Task input:
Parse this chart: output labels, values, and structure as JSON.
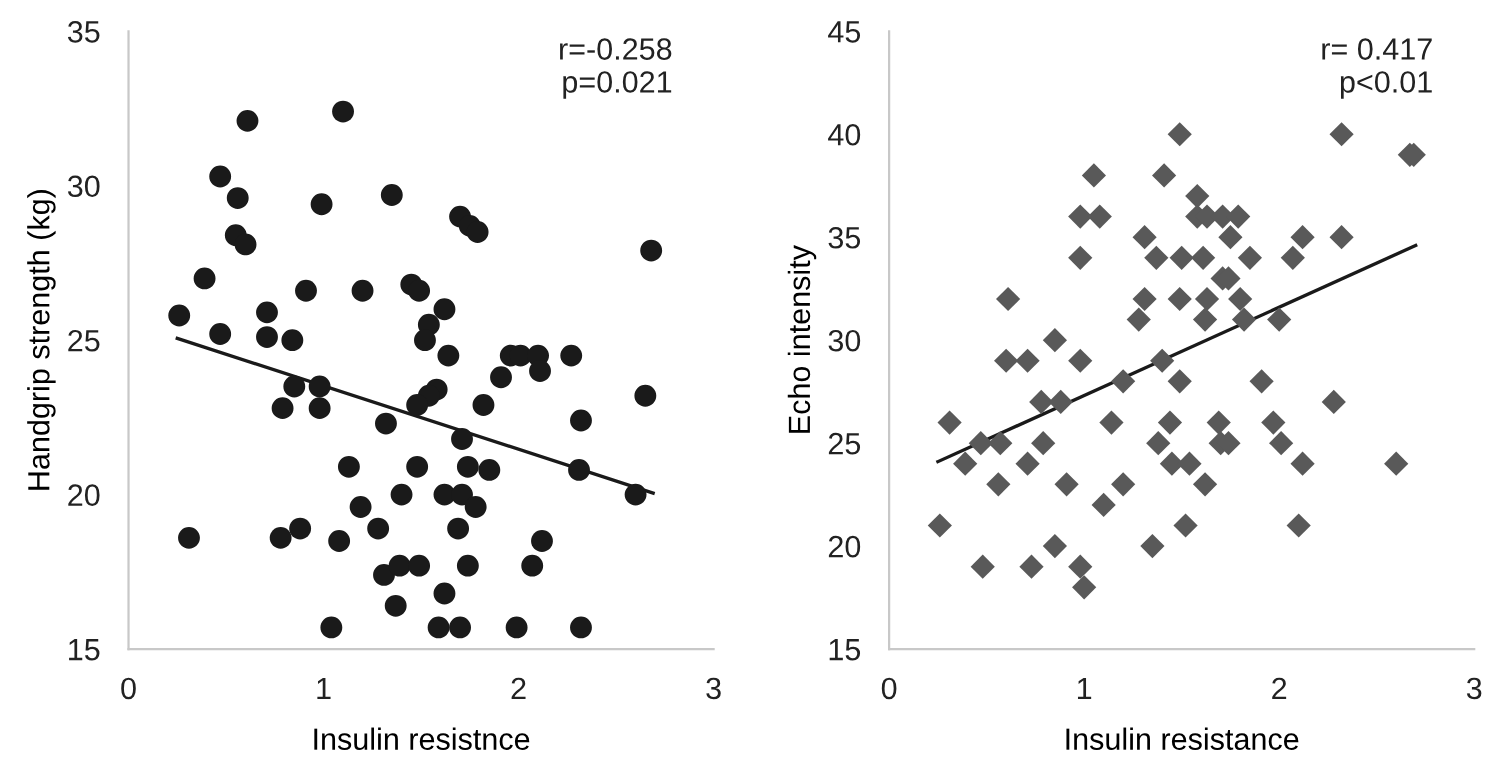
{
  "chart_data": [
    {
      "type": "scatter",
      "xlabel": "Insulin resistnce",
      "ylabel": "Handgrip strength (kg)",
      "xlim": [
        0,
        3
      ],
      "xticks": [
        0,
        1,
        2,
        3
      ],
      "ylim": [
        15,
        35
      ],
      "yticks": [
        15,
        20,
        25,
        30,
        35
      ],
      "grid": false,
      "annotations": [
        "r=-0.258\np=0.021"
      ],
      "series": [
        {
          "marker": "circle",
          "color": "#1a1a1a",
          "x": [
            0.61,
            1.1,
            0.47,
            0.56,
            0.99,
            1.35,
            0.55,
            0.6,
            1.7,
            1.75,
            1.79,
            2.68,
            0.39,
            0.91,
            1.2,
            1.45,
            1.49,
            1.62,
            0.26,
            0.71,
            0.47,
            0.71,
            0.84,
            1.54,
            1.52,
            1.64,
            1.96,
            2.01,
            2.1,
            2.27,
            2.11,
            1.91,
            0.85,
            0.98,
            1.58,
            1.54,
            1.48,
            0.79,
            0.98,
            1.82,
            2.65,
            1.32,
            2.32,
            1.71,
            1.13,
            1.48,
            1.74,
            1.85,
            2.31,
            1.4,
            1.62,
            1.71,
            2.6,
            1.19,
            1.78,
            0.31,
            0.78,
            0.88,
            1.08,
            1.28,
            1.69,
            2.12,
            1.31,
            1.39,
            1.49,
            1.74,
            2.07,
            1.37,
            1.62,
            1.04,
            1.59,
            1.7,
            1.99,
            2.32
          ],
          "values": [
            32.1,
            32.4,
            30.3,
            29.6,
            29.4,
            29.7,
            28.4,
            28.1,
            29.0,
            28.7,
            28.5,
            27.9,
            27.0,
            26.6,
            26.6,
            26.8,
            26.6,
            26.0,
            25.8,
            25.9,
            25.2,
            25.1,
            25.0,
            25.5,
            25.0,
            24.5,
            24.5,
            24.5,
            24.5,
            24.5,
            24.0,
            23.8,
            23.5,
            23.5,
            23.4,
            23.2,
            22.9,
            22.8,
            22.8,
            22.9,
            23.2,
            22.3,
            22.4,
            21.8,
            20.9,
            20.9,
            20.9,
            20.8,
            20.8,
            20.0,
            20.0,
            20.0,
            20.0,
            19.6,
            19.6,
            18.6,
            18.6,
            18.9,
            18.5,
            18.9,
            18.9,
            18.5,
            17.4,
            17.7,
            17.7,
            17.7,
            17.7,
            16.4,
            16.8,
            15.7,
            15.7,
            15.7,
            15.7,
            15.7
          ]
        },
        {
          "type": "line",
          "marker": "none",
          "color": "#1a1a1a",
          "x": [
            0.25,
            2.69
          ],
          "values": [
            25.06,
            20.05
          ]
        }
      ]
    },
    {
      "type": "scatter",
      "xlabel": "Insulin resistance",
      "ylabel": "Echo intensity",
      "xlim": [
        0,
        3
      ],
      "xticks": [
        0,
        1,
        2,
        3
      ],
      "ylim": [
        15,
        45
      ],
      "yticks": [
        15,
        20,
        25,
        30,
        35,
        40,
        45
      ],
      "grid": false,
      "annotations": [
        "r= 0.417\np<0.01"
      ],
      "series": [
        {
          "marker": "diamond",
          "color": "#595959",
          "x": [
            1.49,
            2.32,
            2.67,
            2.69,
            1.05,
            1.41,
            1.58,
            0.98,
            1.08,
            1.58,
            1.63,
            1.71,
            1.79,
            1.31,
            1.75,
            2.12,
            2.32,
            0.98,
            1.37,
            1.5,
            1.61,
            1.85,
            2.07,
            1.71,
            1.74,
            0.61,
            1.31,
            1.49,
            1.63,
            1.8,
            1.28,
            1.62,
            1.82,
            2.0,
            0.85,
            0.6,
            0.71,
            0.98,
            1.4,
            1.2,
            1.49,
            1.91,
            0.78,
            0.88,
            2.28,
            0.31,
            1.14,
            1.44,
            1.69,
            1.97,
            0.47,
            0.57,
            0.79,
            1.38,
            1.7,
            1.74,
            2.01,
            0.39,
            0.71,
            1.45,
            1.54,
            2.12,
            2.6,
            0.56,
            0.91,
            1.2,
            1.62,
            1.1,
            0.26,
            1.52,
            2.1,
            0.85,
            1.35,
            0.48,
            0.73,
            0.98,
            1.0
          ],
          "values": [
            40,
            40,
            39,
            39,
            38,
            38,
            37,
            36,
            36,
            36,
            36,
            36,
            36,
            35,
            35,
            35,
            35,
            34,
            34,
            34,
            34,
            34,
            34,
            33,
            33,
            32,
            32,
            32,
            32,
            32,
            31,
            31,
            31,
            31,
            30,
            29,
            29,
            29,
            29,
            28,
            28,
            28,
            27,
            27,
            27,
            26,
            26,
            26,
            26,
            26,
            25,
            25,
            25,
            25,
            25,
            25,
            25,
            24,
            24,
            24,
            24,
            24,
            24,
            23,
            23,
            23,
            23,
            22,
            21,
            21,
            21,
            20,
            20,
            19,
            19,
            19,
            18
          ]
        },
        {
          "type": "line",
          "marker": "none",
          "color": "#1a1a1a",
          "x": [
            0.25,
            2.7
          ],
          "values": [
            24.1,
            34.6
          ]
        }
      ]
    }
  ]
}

---

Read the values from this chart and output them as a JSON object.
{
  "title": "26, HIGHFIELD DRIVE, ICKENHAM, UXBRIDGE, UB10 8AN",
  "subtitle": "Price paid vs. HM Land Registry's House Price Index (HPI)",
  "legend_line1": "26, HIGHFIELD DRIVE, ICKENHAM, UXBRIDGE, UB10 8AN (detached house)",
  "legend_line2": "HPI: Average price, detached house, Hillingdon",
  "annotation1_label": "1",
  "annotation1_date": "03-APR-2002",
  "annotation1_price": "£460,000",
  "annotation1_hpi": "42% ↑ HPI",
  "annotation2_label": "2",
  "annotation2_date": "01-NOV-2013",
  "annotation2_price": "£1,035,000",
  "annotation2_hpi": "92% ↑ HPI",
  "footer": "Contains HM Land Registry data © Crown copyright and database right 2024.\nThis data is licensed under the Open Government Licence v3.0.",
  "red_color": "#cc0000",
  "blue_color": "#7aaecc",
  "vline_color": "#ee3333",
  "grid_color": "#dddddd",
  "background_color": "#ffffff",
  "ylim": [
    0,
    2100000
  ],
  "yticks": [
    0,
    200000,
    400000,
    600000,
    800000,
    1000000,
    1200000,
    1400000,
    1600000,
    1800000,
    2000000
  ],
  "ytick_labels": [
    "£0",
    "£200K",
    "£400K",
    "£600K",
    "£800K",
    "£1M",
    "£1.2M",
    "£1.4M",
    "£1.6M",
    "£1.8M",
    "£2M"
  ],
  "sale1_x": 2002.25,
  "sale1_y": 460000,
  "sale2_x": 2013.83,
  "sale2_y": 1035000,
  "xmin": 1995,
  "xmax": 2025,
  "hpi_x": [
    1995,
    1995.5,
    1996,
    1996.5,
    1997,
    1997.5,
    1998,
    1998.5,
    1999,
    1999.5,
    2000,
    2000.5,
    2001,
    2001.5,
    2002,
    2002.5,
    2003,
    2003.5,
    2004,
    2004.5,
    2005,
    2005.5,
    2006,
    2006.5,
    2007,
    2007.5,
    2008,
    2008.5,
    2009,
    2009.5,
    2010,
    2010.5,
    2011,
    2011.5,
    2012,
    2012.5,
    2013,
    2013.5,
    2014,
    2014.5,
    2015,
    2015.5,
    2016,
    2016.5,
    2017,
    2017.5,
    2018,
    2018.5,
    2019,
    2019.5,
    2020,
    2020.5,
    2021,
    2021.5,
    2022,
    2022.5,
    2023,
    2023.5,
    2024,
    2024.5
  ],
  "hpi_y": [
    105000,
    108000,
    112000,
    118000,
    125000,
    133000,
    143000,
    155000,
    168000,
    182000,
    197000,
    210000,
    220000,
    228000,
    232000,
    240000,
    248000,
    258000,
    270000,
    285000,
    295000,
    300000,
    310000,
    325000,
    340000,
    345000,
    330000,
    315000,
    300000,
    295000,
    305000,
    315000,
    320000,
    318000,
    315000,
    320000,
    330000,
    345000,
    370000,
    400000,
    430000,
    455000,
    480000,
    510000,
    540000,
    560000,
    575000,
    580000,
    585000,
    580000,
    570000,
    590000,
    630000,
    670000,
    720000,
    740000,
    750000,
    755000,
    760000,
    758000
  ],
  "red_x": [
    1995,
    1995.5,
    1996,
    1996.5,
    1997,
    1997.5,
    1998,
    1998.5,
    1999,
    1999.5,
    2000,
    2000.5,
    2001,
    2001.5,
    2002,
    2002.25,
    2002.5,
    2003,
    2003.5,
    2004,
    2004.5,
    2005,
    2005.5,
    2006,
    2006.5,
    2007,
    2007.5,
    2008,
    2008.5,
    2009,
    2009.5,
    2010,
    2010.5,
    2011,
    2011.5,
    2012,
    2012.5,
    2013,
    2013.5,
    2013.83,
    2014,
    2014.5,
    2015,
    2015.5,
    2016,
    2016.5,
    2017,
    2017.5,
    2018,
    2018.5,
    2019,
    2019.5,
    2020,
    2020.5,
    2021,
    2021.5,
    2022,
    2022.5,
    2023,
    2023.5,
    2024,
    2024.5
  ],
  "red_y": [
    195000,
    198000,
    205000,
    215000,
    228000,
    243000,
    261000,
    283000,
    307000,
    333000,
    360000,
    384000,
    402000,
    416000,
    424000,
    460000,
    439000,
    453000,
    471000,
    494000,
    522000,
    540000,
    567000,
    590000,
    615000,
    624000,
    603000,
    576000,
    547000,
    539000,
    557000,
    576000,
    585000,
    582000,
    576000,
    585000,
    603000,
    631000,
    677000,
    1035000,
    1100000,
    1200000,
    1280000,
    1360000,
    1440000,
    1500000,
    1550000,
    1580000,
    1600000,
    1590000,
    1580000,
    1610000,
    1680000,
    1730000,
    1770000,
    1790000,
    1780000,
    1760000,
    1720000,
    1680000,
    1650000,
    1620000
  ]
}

Task directions:
Read through the data and copy every line where "JSON" shows up.

The answer:
Parse this chart: output labels, values, and structure as JSON.
Read the values from this chart and output them as a JSON object.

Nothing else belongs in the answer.